*Written task*
Would you return all of this data exactly, leaving nothing out?

*Data records*

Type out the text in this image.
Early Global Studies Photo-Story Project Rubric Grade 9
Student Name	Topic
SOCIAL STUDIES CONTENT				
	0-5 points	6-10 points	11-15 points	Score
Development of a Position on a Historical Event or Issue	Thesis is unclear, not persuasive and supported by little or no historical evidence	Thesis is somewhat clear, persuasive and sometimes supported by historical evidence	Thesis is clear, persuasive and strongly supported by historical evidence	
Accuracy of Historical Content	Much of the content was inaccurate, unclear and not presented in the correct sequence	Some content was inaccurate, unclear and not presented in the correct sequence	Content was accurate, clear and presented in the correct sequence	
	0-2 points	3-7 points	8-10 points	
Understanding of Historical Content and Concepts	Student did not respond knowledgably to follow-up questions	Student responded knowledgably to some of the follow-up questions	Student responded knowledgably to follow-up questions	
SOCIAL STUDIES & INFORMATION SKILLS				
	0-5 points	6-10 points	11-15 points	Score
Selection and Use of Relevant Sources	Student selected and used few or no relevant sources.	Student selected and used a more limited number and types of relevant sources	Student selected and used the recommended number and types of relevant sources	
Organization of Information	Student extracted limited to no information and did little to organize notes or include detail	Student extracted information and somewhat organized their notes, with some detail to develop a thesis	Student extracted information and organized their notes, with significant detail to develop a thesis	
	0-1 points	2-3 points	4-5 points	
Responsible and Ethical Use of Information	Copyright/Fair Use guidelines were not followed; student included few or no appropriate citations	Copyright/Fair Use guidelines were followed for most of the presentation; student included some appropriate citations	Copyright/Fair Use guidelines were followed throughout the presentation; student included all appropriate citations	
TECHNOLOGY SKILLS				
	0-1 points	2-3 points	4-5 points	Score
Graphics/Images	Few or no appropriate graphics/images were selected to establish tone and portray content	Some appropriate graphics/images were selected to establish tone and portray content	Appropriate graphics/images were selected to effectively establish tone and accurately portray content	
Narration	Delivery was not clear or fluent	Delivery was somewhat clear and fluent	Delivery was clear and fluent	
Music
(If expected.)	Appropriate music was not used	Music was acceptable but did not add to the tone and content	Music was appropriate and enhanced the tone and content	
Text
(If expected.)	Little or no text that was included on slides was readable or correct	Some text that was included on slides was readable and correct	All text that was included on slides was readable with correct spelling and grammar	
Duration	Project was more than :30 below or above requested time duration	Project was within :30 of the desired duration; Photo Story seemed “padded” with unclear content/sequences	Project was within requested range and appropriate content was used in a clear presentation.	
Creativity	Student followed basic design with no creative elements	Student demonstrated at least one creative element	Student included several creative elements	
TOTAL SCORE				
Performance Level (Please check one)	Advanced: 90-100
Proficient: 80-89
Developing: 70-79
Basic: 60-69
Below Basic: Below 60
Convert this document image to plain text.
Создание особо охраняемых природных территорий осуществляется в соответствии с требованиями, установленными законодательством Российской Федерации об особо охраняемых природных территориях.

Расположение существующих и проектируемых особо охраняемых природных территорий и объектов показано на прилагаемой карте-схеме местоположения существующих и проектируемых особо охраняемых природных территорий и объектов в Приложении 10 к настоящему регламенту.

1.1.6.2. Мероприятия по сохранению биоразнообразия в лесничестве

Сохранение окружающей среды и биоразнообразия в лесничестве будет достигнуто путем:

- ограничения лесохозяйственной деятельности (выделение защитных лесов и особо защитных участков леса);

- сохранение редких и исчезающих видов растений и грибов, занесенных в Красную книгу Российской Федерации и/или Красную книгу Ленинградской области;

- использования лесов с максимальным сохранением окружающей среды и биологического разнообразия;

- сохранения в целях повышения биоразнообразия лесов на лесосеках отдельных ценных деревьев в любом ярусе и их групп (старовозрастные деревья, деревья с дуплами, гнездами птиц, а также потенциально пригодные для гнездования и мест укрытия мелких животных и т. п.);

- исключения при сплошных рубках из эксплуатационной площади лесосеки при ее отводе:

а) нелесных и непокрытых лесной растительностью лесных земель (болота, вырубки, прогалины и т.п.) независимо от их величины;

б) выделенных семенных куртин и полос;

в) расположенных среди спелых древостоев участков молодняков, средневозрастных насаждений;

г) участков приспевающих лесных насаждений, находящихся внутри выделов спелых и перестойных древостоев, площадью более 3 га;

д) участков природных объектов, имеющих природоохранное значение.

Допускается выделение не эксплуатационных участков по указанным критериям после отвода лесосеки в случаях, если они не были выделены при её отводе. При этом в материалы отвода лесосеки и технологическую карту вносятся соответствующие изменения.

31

*Result of this exercise*
Type out the text in this image.
Early Global Studies Photo-Story Project Rubric Grade 9
Student Name	Topic
SOCIAL STUDIES CONTENT				
	0-5 points	6-10 points	11-15 points	Score
Development of a Position on a Historical Event or Issue	Thesis is unclear, not persuasive and supported by little or no historical evidence	Thesis is somewhat clear, persuasive and sometimes supported by historical evidence	Thesis is clear, persuasive and strongly supported by historical evidence	
Accuracy of Historical Content	Much of the content was inaccurate, unclear and not presented in the correct sequence	Some content was inaccurate, unclear and not presented in the correct sequence	Content was accurate, clear and presented in the correct sequence	
	0-2 points	3-7 points	8-10 points	
Understanding of Historical Content and Concepts	Student did not respond knowledgably to follow-up questions	Student responded knowledgably to some of the follow-up questions	Student responded knowledgably to follow-up questions	
SOCIAL STUDIES & INFORMATION SKILLS				
	0-5 points	6-10 points	11-15 points	Score
Selection and Use of Relevant Sources	Student selected and used few or no relevant sources.	Student selected and used a more limited number and types of relevant sources	Student selected and used the recommended number and types of relevant sources	
Organization of Information	Student extracted limited to no information and did little to organize notes or include detail	Student extracted information and somewhat organized their notes, with some detail to develop a thesis	Student extracted information and organized their notes, with significant detail to develop a thesis	
	0-1 points	2-3 points	4-5 points	
Responsible and Ethical Use of Information	Copyright/Fair Use guidelines were not followed; student included few or no appropriate citations	Copyright/Fair Use guidelines were followed for most of the presentation; student included some appropriate citations	Copyright/Fair Use guidelines were followed throughout the presentation; student included all appropriate citations	
TECHNOLOGY SKILLS				
	0-1 points	2-3 points	4-5 points	Score
Graphics/Images	Few or no appropriate graphics/images were selected to establish tone and portray content	Some appropriate graphics/images were selected to establish tone and portray content	Appropriate graphics/images were selected to effectively establish tone and accurately portray content	
Narration	Delivery was not clear or fluent	Delivery was somewhat clear and fluent	Delivery was clear and fluent	
Music
(If expected.)	Appropriate music was not used	Music was acceptable but did not add to the tone and content	Music was appropriate and enhanced the tone and content	
Text
(If expected.)	Little or no text that was included on slides was readable or correct	Some text that was included on slides was readable and correct	All text that was included on slides was readable with correct spelling and grammar	
Duration	Project was more than :30 below or above requested time duration	Project was within :30 of the desired duration; Photo Story seemed “padded” with unclear content/sequences	Project was within requested range and appropriate content was used in a clear presentation.	
Creativity	Student followed basic design with no creative elements	Student demonstrated at least one creative element	Student included several creative elements	
TOTAL SCORE				
Performance Level (Please check one)	Advanced: 90-100
Proficient: 80-89
Developing: 70-79
Basic: 60-69
Below Basic: Below 60
Convert this document image to plain text.
Создание особо охраняемых природных территорий осуществляется в соответствии с требованиями, установленными законодательством Российской Федерации об особо охраняемых природных территориях.

Расположение существующих и проектируемых особо охраняемых природных территорий и объектов показано на прилагаемой карте-схеме местоположения существующих и проектируемых особо охраняемых природных территорий и объектов в Приложении 10 к настоящему регламенту.

1.1.6.2. Мероприятия по сохранению биоразнообразия в лесничестве

Сохранение окружающей среды и биоразнообразия в лесничестве будет достигнуто путем:

- ограничения лесохозяйственной деятельности (выделение защитных лесов и особо защитных участков леса);

- сохранение редких и исчезающих видов растений и грибов, занесенных в Красную книгу Российской Федерации и/или Красную книгу Ленинградской области;

- использования лесов с максимальным сохранением окружающей среды и биологического разнообразия;

- сохранения в целях повышения биоразнообразия лесов на лесосеках отдельных ценных деревьев в любом ярусе и их групп (старовозрастные деревья, деревья с дуплами, гнездами птиц, а также потенциально пригодные для гнездования и мест укрытия мелких животных и т. п.);

- исключения при сплошных рубках из эксплуатационной площади лесосеки при ее отводе:

а) нелесных и непокрытых лесной растительностью лесных земель (болота, вырубки, прогалины и т.п.) независимо от их величины;

б) выделенных семенных куртин и полос;

в) расположенных среди спелых древостоев участков молодняков, средневозрастных насаждений;

г) участков приспевающих лесных насаждений, находящихся внутри выделов спелых и перестойных древостоев, площадью более 3 га;

д) участков природных объектов, имеющих природоохранное значение.

Допускается выделение не эксплуатационных участков по указанным критериям после отвода лесосеки в случаях, если они не были выделены при её отводе. При этом в материалы отвода лесосеки и технологическую карту вносятся соответствующие изменения.

31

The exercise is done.